Aim of the exercise:
Give only a count of the lines that include the string "ตราการเต".

------ Supplied entries ------

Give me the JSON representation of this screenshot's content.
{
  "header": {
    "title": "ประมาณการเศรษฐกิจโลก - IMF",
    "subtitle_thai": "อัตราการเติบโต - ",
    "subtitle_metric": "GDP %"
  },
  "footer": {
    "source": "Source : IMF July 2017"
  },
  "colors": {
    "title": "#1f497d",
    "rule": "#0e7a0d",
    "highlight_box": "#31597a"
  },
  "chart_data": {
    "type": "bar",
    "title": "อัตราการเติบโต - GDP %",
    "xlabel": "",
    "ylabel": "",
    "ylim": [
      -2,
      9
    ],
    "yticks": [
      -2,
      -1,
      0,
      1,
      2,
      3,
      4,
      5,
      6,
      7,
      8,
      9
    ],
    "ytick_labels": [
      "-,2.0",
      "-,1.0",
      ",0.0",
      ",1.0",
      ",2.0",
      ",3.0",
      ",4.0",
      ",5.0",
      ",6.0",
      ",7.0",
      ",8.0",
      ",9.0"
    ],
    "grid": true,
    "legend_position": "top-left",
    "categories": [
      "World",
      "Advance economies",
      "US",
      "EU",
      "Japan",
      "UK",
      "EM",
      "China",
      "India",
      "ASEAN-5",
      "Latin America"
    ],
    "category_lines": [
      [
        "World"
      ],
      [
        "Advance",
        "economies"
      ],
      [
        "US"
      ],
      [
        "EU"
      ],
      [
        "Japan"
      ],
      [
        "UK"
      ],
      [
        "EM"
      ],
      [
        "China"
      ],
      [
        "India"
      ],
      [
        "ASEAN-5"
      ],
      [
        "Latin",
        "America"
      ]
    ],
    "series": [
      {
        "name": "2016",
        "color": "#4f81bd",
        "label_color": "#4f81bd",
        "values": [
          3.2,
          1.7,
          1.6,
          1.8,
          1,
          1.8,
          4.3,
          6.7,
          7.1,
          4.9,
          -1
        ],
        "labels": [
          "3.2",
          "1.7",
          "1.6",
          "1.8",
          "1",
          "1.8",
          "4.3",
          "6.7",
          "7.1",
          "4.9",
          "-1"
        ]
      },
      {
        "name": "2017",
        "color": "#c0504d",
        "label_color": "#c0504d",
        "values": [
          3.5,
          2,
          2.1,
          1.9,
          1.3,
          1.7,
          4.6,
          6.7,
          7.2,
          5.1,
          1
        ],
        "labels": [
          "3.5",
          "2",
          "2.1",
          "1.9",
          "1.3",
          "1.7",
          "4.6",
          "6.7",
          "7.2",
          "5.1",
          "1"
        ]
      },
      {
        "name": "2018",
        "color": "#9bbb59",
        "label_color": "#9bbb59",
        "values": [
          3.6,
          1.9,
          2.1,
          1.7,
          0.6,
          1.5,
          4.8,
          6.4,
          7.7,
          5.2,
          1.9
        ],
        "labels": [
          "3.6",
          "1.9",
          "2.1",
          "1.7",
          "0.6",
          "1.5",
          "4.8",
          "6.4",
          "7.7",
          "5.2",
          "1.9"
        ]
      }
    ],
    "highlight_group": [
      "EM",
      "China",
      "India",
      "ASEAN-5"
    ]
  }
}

------

Solution to the exercise:
2